== What is being asked ==
Would you transcribe the listing that follows, character for character, and omit its images?

(Saved entries)
--- begin ---

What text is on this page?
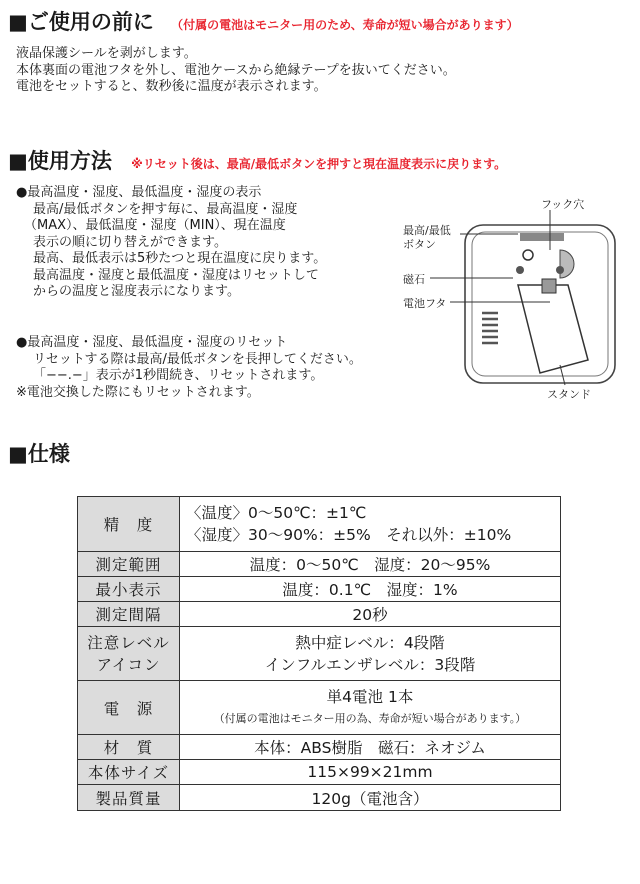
■ご使用の前に （付属の電池はモニター用のため、寿命が短い場合があります）
液晶保護シールを剥がします。
本体裏面の電池フタを外し、電池ケースから絶縁テープを抜いてください。
電池をセットすると、数秒後に温度が表示されます。
■使用方法 ※リセット後は、最高/最低ボタンを押すと現在温度表示に戻ります。
●最高温度・湿度、最低温度・湿度の表示
最高/最低ボタンを押す毎に、最高温度・湿度
（MAX）、最低温度・湿度（MIN）、現在温度
表示の順に切り替えができます。
最高、最低表示は5秒たつと現在温度に戻ります。
最高温度・湿度と最低温度・湿度はリセットして
からの温度と湿度表示になります。
●最高温度・湿度、最低温度・湿度のリセット
リセットする際は最高/最低ボタンを長押してください。
「−−.−」表示が1秒間続き、リセットされます。
※電池交換した際にもリセットされます。
フック穴
最高/最低
ボタン
磁石
電池フタ
スタンド
■仕様
精　度	〈温度〉0〜50℃：±1℃
〈湿度〉30〜90%：±5%　それ以外：±10%

測定範囲	温度：0〜50℃　湿度：20〜95%
最小表示	温度：0.1℃　湿度：1%
測定間隔	20秒

注意レベル
アイコン	熱中症レベル：4段階
インフルエンザレベル：3段階

電　源	単4電池 1本
（付属の電池はモニター用の為、寿命が短い場合があります。）

材　質	本体：ABS樹脂　磁石：ネオジム
本体サイズ	115×99×21mm
製品質量	120g（電池含）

--- end ---

== Exercise answer ==
What text is on this page?
■ご使用の前に （付属の電池はモニター用のため、寿命が短い場合があります）
液晶保護シールを剥がします。
本体裏面の電池フタを外し、電池ケースから絶縁テープを抜いてください。
電池をセットすると、数秒後に温度が表示されます。
■使用方法 ※リセット後は、最高/最低ボタンを押すと現在温度表示に戻ります。
●最高温度・湿度、最低温度・湿度の表示
最高/最低ボタンを押す毎に、最高温度・湿度
（MAX）、最低温度・湿度（MIN）、現在温度
表示の順に切り替えができます。
最高、最低表示は5秒たつと現在温度に戻ります。
最高温度・湿度と最低温度・湿度はリセットして
からの温度と湿度表示になります。
●最高温度・湿度、最低温度・湿度のリセット
リセットする際は最高/最低ボタンを長押してください。
「−−.−」表示が1秒間続き、リセットされます。
※電池交換した際にもリセットされます。
フック穴
最高/最低
ボタン
磁石
電池フタ
スタンド
■仕様
精　度	〈温度〉0〜50℃：±1℃
〈湿度〉30〜90%：±5%　それ以外：±10%

測定範囲	温度：0〜50℃　湿度：20〜95%
最小表示	温度：0.1℃　湿度：1%
測定間隔	20秒

注意レベル
アイコン	熱中症レベル：4段階
インフルエンザレベル：3段階

電　源	単4電池 1本
（付属の電池はモニター用の為、寿命が短い場合があります。）

材　質	本体：ABS樹脂　磁石：ネオジム
本体サイズ	115×99×21mm
製品質量	120g（電池含）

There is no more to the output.